What to work on: Copy out exactly every line from the line containing "Output a JSON" until the records below end, inclusive of both boundary lines.
— START Records —
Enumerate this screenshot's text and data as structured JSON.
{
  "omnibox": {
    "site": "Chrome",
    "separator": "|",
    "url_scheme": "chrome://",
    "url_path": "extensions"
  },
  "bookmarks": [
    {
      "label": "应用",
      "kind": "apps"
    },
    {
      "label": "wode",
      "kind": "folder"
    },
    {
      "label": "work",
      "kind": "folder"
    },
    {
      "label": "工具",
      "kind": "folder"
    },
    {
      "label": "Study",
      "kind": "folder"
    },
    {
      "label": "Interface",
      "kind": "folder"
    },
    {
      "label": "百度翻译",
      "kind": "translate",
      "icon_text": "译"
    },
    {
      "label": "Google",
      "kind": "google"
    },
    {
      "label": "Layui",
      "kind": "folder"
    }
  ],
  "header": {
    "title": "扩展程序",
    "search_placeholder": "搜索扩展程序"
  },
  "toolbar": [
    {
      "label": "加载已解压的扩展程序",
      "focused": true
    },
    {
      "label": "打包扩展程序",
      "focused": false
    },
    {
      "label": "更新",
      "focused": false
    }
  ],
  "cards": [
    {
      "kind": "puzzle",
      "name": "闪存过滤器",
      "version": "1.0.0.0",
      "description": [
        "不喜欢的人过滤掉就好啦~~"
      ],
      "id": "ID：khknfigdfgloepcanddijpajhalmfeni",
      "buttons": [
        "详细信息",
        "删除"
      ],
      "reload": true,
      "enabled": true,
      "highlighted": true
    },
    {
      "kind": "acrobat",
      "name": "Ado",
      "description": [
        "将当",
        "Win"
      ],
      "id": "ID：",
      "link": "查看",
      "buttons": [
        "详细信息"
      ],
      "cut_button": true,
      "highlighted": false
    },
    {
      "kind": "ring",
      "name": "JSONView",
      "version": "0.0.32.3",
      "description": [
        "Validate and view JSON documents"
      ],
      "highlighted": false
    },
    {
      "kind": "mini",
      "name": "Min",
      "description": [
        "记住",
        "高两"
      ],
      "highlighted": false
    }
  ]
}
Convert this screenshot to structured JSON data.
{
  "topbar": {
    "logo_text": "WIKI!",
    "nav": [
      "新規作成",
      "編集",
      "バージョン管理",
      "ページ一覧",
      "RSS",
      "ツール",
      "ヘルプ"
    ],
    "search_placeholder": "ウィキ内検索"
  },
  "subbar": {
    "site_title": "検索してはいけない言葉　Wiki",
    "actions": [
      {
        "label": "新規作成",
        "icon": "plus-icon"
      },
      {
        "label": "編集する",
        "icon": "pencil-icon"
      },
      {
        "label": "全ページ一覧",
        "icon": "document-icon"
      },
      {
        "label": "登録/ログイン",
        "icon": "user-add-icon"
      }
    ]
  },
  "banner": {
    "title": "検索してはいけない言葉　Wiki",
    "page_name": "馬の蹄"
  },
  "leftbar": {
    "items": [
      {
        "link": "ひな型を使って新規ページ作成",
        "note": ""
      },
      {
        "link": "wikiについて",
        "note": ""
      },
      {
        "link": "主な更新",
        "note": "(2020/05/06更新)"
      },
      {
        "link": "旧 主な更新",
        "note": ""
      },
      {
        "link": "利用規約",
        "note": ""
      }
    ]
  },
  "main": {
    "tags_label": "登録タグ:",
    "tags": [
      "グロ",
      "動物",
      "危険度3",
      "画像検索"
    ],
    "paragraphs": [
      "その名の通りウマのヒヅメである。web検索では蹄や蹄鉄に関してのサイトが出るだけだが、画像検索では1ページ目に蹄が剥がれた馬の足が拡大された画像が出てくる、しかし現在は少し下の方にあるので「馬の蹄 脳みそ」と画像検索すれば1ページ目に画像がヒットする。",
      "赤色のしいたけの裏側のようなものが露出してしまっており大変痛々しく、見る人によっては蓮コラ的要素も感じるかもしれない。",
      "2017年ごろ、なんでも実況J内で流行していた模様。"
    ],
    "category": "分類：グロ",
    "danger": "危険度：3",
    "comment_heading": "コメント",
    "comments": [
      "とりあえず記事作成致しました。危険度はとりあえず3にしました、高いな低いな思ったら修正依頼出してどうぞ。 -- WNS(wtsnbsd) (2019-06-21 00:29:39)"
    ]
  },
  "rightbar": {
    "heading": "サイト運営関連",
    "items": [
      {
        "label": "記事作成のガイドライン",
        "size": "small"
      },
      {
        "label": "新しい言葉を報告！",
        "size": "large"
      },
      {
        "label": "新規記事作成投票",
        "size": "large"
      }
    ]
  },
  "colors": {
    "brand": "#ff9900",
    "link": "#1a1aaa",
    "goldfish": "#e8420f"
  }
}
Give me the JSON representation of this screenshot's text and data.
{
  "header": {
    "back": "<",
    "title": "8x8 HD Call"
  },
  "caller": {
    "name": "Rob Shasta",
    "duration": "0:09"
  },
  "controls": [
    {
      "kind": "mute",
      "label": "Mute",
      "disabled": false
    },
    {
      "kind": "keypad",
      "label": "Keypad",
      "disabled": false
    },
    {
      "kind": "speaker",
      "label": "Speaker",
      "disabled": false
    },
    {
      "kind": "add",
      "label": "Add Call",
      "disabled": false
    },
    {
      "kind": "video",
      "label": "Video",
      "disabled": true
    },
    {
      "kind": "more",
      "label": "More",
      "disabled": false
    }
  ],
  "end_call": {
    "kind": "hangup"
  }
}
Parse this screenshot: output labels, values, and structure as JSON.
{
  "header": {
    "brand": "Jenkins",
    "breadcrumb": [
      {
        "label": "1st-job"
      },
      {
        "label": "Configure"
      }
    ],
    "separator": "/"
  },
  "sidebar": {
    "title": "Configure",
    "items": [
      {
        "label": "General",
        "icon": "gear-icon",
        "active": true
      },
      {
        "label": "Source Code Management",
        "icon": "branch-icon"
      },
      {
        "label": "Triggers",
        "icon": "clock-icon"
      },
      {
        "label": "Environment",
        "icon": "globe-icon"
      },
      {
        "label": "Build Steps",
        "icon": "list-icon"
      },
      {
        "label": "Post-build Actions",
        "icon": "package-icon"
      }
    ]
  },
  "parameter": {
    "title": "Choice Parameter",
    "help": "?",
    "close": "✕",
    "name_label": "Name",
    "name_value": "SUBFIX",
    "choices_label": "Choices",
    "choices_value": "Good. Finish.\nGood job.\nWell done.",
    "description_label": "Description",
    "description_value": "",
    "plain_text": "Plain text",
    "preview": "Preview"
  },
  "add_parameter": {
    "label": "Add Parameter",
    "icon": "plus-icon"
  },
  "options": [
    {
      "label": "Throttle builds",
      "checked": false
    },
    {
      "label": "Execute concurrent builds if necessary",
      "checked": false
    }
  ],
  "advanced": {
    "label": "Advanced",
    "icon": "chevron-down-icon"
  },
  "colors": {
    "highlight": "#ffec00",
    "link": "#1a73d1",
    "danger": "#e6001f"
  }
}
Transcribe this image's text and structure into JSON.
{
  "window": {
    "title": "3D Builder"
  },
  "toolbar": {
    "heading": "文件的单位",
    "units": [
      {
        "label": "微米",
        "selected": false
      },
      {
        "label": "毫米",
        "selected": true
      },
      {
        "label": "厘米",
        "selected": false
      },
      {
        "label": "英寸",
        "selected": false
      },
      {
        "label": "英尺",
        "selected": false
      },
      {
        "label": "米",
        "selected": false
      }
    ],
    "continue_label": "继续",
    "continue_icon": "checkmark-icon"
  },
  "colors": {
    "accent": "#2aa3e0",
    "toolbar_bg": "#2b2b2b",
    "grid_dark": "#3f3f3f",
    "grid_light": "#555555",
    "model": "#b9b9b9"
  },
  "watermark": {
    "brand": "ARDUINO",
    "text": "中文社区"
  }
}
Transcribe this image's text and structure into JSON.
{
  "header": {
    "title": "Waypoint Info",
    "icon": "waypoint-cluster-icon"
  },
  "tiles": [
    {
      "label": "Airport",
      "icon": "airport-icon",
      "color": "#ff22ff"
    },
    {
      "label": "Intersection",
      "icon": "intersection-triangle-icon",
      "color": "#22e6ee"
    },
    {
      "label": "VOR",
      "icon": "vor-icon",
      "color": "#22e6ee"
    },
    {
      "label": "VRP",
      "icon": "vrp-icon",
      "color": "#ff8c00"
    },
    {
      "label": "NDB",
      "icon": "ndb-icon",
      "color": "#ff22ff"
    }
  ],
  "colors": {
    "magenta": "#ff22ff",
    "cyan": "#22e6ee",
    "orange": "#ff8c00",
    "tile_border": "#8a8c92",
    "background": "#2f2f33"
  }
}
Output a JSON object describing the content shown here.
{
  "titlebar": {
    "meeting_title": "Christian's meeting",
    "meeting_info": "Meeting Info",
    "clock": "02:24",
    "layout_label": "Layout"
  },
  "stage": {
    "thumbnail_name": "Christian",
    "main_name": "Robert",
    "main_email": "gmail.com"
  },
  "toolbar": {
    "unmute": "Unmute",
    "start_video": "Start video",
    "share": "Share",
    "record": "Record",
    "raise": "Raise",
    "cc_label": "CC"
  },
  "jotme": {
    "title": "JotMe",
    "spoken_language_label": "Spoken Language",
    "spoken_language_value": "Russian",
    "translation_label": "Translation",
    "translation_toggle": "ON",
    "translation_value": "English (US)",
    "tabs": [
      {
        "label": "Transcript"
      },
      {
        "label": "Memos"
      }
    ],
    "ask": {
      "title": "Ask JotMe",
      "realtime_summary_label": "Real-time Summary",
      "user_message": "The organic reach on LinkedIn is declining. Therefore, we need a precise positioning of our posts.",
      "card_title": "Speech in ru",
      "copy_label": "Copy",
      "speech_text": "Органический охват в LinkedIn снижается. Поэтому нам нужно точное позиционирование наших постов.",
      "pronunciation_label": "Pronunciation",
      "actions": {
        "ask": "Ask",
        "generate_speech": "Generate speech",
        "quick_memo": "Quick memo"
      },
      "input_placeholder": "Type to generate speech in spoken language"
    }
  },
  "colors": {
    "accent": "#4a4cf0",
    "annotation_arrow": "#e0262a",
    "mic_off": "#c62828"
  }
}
— END Records —
Task output:
Output a JSON object describing the content shown here.
{
  "titlebar": {
    "meeting_title": "Christian's meeting",
    "meeting_info": "Meeting Info",
    "clock": "02:24",
    "layout_label": "Layout"
  },
  "stage": {
    "thumbnail_name": "Christian",
    "main_name": "Robert",
    "main_email": "gmail.com"
  },
  "toolbar": {
    "unmute": "Unmute",
    "start_video": "Start video",
    "share": "Share",
    "record": "Record",
    "raise": "Raise",
    "cc_label": "CC"
  },
  "jotme": {
    "title": "JotMe",
    "spoken_language_label": "Spoken Language",
    "spoken_language_value": "Russian",
    "translation_label": "Translation",
    "translation_toggle": "ON",
    "translation_value": "English (US)",
    "tabs": [
      {
        "label": "Transcript"
      },
      {
        "label": "Memos"
      }
    ],
    "ask": {
      "title": "Ask JotMe",
      "realtime_summary_label": "Real-time Summary",
      "user_message": "The organic reach on LinkedIn is declining. Therefore, we need a precise positioning of our posts.",
      "card_title": "Speech in ru",
      "copy_label": "Copy",
      "speech_text": "Органический охват в LinkedIn снижается. Поэтому нам нужно точное позиционирование наших постов.",
      "pronunciation_label": "Pronunciation",
      "actions": {
        "ask": "Ask",
        "generate_speech": "Generate speech",
        "quick_memo": "Quick memo"
      },
      "input_placeholder": "Type to generate speech in spoken language"
    }
  },
  "colors": {
    "accent": "#4a4cf0",
    "annotation_arrow": "#e0262a",
    "mic_off": "#c62828"
  }
}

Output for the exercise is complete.